Data records
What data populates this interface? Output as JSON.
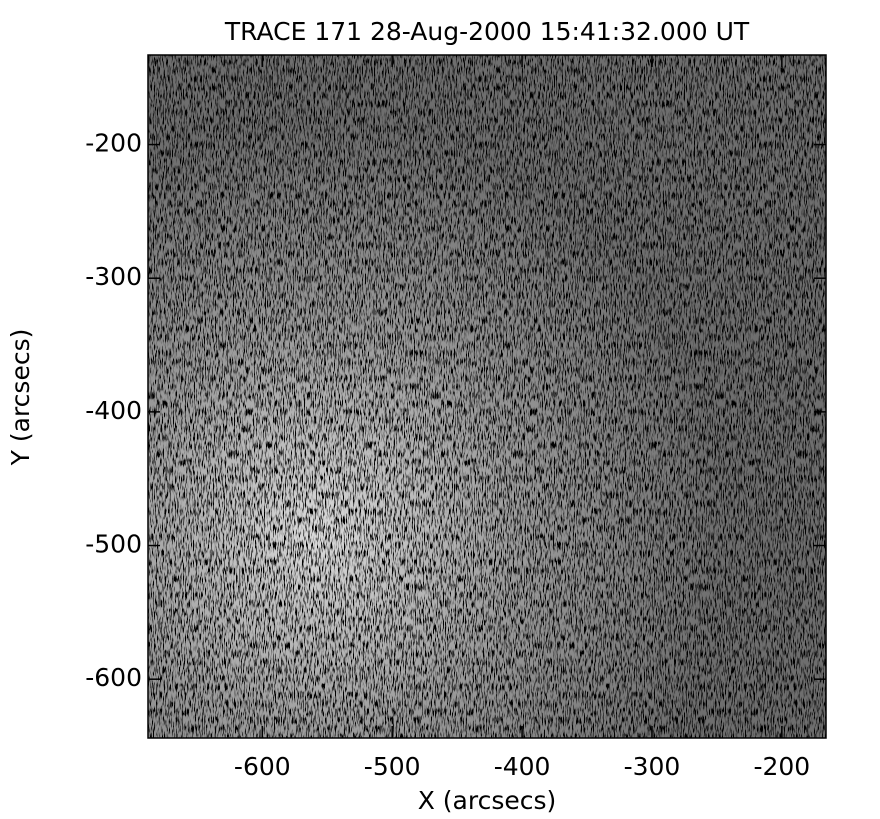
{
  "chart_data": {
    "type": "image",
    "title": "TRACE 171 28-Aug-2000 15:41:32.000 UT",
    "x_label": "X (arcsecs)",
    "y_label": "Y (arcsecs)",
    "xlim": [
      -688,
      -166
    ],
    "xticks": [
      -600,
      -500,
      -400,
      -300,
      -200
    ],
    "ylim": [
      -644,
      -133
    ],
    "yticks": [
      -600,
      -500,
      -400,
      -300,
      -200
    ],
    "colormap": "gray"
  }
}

### Prompt
Copy the listing word for word, excluding its pictures.

### Answer to this exercise
What data populates this interface? Output as JSON.
{
  "chart_data": {
    "type": "image",
    "title": "TRACE 171 28-Aug-2000 15:41:32.000 UT",
    "x_label": "X (arcsecs)",
    "y_label": "Y (arcsecs)",
    "xlim": [
      -688,
      -166
    ],
    "xticks": [
      -600,
      -500,
      -400,
      -300,
      -200
    ],
    "ylim": [
      -644,
      -133
    ],
    "yticks": [
      -600,
      -500,
      -400,
      -300,
      -200
    ],
    "colormap": "gray"
  }
}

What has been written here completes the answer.